## [Task statement]
Gather every line from the entries below that includes "Objectives".

Records excerpted from a collection
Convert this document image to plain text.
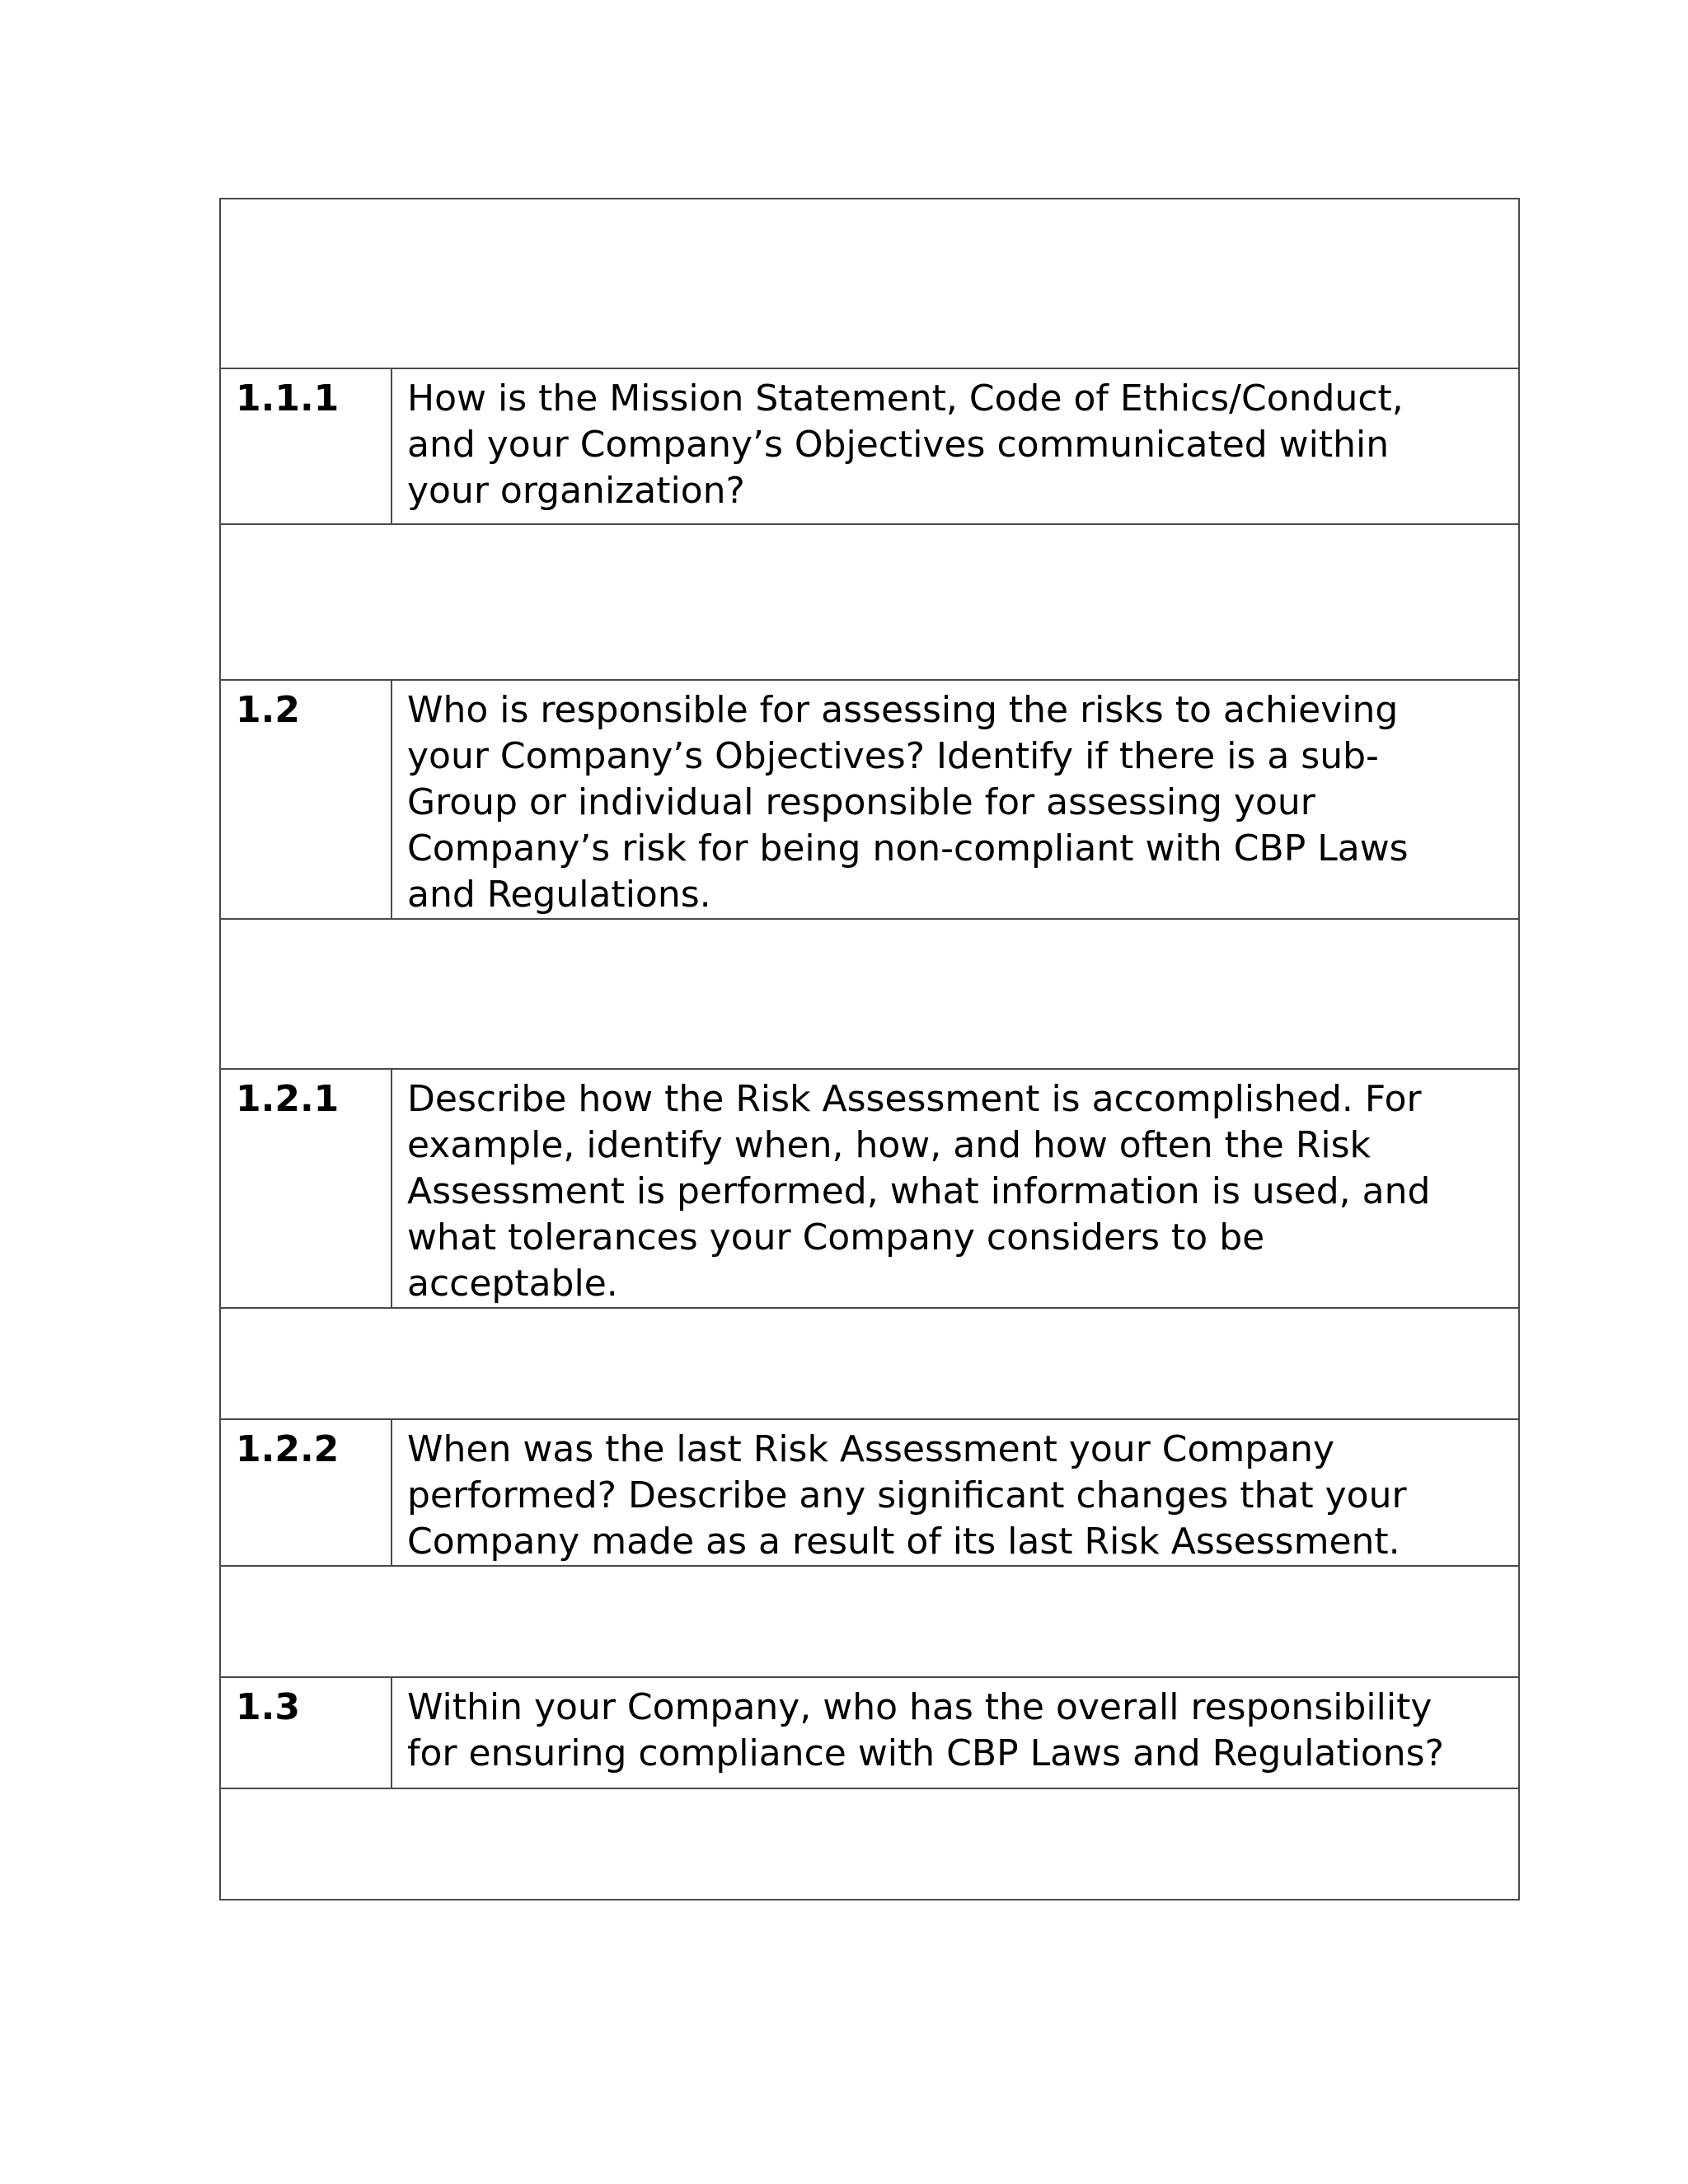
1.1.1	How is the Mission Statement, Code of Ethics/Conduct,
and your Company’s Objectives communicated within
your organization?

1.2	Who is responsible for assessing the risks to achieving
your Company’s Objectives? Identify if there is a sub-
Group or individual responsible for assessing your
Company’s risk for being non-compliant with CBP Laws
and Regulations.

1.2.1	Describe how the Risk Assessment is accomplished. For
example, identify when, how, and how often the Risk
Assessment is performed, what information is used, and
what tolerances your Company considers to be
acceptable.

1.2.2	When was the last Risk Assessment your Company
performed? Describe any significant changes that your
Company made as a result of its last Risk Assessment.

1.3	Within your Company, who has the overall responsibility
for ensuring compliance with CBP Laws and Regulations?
--
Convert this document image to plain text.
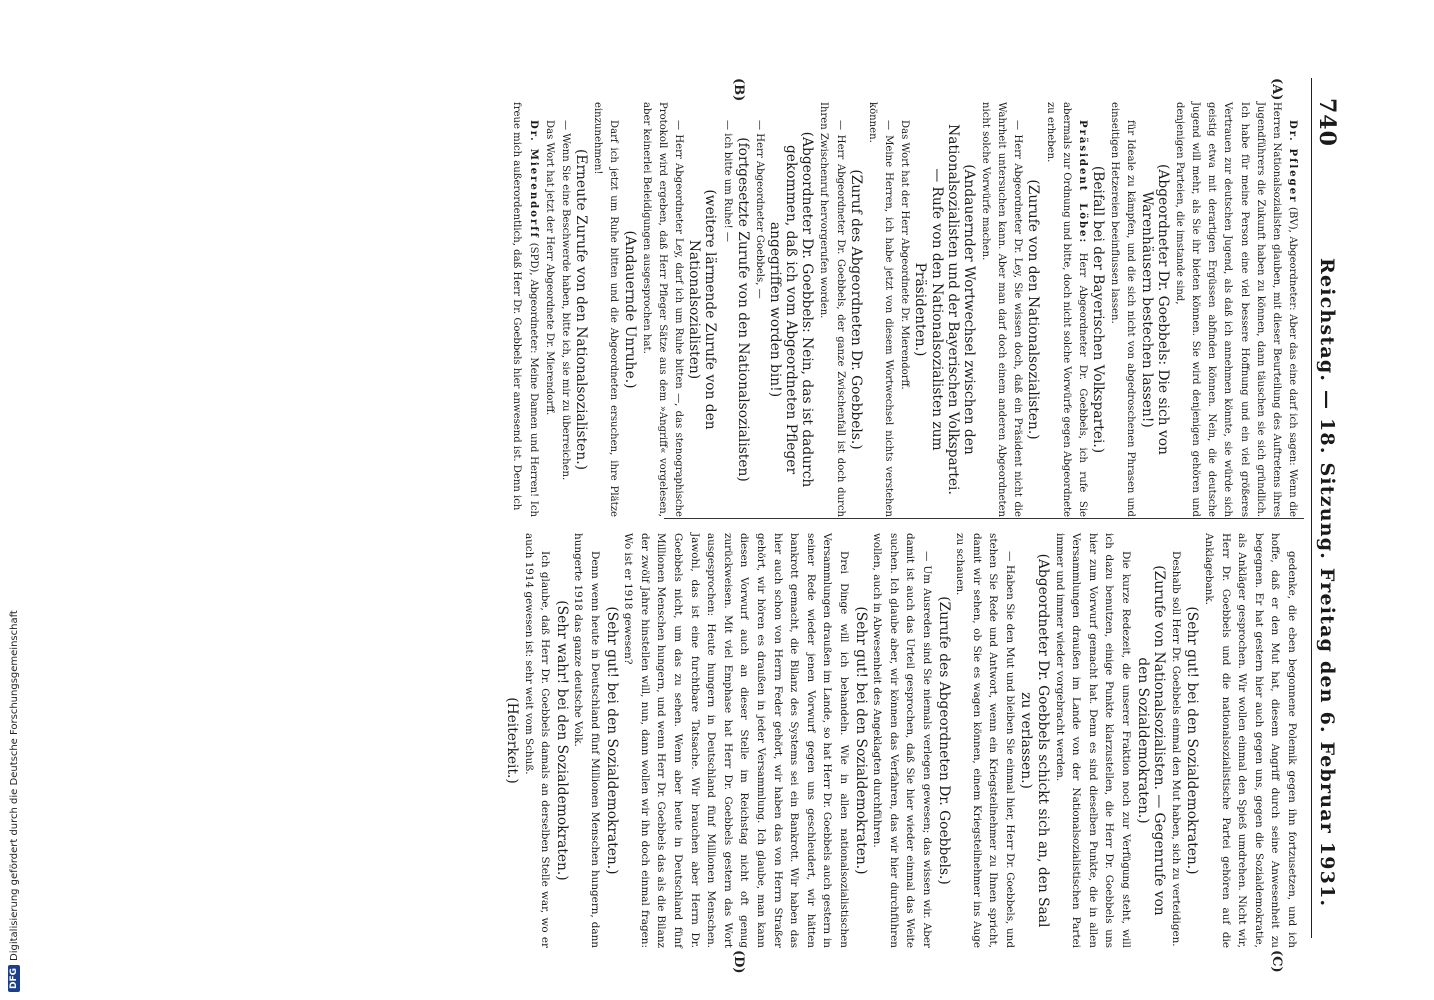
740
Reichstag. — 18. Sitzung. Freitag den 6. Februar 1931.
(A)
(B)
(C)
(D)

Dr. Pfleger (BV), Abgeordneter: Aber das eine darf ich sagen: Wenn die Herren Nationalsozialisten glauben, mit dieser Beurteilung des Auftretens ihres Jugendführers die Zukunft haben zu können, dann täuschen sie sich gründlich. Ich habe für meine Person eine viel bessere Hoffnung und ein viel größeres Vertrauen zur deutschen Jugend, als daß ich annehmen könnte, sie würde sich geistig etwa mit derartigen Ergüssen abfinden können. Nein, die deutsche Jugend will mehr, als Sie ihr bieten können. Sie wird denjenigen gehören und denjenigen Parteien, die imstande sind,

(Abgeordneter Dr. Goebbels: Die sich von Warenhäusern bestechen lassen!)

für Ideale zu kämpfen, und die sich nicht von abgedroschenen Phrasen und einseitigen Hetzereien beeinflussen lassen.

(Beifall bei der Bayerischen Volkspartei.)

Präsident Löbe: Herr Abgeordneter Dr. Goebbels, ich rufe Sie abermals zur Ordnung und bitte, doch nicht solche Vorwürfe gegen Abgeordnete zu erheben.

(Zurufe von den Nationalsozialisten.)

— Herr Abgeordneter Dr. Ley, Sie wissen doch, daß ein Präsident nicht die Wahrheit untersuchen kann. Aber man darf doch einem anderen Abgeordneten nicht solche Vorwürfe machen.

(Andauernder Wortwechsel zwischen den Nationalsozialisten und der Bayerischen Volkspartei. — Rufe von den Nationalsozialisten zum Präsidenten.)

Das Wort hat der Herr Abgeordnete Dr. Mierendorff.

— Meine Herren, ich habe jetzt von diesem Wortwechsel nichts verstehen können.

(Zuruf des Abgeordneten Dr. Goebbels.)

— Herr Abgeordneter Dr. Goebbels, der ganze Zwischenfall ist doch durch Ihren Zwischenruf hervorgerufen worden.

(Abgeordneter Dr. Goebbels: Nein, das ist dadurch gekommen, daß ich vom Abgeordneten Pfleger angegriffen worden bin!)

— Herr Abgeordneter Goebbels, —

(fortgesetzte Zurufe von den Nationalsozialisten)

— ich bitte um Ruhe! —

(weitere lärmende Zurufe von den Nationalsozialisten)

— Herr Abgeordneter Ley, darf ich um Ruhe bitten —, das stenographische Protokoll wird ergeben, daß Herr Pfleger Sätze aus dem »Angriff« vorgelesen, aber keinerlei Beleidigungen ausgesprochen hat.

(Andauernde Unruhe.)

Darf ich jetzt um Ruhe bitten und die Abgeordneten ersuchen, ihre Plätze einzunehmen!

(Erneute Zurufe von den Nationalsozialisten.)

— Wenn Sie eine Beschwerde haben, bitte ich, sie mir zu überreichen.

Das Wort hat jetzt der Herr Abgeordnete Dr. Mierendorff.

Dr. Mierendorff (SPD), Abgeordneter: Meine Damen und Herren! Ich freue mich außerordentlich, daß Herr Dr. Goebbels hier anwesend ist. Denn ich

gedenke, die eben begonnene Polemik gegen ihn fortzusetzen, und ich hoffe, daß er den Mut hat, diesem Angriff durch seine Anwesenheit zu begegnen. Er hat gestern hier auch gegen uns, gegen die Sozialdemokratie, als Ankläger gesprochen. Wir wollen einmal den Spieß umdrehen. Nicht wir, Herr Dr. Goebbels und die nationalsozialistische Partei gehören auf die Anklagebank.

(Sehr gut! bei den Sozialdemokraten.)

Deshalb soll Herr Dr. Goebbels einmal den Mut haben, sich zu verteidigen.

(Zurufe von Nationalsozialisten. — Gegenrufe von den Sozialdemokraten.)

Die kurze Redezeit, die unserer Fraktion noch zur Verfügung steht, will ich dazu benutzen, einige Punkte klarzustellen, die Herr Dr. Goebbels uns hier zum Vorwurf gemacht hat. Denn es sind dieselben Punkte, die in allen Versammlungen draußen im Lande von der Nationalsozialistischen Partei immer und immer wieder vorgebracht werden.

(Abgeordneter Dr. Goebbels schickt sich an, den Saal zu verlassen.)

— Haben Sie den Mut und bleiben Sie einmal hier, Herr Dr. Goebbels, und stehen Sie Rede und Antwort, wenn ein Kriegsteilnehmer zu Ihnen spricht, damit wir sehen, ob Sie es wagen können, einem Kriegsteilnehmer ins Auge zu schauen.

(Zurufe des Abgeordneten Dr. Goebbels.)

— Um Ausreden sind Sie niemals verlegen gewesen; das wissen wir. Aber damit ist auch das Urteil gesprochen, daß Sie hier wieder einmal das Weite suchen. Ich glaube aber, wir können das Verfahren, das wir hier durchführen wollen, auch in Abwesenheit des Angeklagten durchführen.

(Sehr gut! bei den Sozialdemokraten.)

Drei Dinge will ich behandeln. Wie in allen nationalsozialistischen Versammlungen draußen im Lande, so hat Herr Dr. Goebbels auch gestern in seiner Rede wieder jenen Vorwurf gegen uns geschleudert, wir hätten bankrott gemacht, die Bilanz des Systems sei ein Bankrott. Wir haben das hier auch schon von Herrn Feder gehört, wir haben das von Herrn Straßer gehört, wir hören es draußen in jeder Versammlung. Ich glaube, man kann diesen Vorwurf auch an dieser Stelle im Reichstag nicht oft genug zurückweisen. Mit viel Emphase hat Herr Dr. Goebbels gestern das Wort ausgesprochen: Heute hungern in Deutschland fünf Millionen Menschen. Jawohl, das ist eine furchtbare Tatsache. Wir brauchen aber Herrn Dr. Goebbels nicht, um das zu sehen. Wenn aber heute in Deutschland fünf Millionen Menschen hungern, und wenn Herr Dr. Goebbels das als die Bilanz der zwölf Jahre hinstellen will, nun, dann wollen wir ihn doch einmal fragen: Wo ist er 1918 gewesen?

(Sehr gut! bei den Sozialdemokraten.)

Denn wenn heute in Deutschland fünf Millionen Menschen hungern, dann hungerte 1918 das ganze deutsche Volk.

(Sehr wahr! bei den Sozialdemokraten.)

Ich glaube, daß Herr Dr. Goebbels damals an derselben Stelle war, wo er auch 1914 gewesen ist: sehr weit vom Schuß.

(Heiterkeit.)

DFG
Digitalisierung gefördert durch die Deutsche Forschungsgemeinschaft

## [Exercise result]
and your Company’s Objectives communicated within
your Company’s Objectives? Identify if there is a sub-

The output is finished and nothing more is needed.